━━ RECORDED INFORMATION

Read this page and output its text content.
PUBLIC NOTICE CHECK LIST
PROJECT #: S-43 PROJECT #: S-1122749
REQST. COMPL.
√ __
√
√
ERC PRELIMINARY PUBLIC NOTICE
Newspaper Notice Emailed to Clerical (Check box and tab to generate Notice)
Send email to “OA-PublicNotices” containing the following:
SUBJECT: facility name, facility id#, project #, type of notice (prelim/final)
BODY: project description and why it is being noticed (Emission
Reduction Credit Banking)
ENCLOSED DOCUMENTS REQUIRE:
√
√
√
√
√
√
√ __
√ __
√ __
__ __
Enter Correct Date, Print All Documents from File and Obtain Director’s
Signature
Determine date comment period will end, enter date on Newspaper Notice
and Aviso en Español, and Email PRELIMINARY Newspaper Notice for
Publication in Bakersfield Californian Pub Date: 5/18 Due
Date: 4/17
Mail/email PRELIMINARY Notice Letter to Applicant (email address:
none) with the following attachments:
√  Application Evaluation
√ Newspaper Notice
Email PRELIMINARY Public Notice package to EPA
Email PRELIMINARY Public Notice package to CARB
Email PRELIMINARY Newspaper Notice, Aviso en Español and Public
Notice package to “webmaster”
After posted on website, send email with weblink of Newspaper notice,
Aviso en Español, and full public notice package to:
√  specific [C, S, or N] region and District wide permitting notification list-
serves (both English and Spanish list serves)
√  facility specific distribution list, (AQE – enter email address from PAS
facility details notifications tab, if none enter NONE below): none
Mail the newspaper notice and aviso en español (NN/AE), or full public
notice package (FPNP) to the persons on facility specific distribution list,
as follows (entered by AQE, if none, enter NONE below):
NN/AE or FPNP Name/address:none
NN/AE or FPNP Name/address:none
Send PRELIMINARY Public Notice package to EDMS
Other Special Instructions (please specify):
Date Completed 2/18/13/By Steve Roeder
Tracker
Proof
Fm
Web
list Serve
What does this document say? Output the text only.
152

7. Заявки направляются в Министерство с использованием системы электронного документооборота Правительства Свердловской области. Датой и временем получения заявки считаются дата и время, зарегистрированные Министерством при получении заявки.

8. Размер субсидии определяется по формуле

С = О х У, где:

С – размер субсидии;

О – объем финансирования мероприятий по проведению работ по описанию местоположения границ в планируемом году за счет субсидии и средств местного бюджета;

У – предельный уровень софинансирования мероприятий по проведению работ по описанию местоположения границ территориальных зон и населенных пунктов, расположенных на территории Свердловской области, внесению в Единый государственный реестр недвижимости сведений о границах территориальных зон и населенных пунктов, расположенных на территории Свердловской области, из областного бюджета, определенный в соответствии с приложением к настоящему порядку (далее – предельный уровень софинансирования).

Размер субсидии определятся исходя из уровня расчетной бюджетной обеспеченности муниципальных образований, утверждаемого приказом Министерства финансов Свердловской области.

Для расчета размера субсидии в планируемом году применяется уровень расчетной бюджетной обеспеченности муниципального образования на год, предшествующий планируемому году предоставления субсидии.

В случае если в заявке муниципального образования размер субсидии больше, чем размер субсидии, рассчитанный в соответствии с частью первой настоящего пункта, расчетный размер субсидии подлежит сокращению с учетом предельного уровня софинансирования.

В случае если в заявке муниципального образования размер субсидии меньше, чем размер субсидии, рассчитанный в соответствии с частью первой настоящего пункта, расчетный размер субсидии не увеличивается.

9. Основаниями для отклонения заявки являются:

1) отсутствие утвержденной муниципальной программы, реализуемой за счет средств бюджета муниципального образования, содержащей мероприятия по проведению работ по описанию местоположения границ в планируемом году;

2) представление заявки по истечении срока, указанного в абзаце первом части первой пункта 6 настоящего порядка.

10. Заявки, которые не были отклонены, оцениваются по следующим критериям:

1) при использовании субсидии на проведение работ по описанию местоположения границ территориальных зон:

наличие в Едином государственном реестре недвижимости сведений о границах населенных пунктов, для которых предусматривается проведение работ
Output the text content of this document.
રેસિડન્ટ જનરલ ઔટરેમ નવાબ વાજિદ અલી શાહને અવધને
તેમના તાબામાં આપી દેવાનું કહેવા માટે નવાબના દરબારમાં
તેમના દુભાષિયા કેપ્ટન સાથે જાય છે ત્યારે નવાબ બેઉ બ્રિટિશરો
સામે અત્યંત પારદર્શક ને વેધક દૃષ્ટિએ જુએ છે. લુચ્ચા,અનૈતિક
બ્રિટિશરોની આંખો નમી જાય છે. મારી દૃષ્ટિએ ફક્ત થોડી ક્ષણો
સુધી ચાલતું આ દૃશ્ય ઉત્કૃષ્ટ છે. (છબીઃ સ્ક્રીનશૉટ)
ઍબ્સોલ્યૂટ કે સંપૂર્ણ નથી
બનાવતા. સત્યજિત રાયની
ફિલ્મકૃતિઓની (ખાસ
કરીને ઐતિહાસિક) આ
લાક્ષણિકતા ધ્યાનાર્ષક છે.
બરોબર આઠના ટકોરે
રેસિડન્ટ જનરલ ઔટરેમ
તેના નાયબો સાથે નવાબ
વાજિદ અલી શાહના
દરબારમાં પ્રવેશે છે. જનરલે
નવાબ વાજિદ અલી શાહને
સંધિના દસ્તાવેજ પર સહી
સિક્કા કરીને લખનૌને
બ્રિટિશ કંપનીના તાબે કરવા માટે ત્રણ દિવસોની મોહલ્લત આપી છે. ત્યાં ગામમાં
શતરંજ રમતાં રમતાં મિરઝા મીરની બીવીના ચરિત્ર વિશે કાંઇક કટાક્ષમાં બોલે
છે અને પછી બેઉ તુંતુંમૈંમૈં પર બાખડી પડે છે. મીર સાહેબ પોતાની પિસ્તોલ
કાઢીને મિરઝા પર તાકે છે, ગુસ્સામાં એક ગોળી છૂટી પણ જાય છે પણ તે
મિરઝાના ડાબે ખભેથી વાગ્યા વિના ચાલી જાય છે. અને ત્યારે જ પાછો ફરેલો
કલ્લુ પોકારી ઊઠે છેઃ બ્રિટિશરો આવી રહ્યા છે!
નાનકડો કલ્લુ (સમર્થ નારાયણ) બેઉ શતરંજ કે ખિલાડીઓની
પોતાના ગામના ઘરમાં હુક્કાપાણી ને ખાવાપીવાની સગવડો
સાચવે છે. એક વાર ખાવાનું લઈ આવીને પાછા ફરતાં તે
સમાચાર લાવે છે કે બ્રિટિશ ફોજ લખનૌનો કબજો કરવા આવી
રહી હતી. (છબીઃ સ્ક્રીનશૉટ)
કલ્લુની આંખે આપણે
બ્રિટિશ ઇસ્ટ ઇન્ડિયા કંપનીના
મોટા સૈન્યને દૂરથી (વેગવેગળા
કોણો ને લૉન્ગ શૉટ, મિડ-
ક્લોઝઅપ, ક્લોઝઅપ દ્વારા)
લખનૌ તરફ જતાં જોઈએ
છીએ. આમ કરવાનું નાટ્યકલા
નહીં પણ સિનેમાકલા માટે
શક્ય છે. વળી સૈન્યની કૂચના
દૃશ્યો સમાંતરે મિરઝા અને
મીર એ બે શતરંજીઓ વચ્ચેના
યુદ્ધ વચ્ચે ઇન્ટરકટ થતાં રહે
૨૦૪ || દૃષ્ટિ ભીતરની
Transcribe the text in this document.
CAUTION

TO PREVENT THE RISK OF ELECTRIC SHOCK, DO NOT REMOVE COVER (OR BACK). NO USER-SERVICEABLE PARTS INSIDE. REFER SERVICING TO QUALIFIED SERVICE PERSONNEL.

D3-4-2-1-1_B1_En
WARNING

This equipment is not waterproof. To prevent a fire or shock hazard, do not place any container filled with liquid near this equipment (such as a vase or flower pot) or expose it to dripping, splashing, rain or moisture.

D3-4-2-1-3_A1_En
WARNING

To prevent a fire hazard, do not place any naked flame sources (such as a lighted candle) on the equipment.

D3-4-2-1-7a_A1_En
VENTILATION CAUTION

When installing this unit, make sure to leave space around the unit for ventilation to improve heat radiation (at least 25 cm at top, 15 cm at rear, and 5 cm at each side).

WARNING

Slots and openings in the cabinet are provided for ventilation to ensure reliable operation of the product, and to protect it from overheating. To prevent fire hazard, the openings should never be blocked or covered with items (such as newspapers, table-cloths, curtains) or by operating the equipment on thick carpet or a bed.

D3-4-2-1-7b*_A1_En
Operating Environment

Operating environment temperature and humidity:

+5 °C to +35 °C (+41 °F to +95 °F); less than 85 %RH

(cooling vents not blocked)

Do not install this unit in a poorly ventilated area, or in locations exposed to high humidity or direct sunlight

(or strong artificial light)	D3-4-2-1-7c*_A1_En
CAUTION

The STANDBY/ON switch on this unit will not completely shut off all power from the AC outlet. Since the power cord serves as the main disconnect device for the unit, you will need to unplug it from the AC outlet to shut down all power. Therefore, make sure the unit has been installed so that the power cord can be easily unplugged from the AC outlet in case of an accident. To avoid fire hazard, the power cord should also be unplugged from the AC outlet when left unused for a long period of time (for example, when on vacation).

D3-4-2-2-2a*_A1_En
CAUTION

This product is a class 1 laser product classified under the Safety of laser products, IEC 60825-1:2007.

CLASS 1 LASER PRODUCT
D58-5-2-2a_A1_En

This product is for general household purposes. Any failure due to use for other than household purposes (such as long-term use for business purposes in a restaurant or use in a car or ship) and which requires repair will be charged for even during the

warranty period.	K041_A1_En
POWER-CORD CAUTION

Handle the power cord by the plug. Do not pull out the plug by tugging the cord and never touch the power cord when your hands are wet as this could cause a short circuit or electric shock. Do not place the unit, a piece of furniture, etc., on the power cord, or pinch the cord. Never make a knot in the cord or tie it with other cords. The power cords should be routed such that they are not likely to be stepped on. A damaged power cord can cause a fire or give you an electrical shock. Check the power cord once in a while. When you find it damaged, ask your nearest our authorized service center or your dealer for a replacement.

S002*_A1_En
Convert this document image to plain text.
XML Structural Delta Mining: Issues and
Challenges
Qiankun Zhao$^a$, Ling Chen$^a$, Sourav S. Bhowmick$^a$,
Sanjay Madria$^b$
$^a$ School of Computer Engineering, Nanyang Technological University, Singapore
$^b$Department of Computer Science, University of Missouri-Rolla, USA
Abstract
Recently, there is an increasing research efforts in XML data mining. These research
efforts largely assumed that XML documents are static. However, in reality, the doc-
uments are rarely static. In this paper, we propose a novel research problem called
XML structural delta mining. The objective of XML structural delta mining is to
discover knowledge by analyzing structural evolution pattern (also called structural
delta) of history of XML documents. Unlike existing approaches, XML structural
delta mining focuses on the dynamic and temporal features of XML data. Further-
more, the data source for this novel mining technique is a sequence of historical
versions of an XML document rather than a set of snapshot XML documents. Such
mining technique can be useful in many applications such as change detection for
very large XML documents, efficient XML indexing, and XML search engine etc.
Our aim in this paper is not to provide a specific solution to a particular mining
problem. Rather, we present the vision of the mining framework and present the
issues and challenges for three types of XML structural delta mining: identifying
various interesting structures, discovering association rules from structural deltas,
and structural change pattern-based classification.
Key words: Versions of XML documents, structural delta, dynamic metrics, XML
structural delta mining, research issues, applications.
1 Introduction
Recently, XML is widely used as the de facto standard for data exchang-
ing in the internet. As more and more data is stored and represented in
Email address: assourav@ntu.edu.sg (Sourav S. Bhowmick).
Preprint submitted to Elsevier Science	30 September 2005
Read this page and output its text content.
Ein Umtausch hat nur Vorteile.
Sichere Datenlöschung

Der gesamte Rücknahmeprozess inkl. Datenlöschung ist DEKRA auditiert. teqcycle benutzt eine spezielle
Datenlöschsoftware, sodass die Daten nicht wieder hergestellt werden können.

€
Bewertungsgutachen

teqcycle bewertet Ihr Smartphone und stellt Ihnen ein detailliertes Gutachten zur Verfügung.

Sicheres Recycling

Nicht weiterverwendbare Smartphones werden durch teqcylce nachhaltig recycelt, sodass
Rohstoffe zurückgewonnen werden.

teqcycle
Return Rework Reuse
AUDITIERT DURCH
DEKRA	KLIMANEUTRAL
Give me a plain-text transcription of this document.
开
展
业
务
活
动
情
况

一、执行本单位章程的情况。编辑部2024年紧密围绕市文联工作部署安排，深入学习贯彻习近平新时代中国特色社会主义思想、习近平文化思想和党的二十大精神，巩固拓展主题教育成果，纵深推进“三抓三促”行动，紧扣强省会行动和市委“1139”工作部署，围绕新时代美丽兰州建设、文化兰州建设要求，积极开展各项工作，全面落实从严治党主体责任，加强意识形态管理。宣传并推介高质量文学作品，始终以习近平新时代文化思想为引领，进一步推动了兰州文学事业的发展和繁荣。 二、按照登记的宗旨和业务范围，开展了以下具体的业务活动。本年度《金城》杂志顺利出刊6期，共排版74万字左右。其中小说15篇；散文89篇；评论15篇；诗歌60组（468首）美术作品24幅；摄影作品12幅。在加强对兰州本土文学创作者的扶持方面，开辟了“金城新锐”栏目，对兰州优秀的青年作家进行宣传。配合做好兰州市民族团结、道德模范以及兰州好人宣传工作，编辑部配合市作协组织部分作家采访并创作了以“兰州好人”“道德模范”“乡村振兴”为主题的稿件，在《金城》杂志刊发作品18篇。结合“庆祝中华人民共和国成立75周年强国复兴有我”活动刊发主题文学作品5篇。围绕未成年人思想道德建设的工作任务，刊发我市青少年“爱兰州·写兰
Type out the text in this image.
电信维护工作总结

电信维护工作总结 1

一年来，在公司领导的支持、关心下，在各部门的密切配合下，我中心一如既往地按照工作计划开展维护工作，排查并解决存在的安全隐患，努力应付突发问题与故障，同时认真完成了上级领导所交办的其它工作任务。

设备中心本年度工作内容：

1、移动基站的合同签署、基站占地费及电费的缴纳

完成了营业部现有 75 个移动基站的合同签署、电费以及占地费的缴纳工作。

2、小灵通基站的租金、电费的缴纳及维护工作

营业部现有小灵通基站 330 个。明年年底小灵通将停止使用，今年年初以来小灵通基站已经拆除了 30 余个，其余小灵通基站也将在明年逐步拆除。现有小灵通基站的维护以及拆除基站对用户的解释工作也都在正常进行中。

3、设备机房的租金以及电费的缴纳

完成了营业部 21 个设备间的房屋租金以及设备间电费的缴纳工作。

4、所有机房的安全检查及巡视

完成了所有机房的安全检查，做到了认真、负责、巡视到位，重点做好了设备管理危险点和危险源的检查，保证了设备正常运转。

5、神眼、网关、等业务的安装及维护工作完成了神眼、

━━━━

» **STATED TASK**
Identify the lines above that contain the word "софинансирования", then copy them.

» **RESPONSE TO THIS TASK**
У – предельный уровень софинансирования мероприятий по проведению работ по описанию местоположения границ территориальных зон и населенных пунктов, расположенных на территории Свердловской области, внесению в Единый государственный реестр недвижимости сведений о границах территориальных зон и населенных пунктов, расположенных на территории Свердловской области, из областного бюджета, определенный в соответствии с приложением к настоящему порядку (далее – предельный уровень софинансирования).
В случае если в заявке муниципального образования размер субсидии больше, чем размер субсидии, рассчитанный в соответствии с частью первой настоящего пункта, расчетный размер субсидии подлежит сокращению с учетом предельного уровня софинансирования.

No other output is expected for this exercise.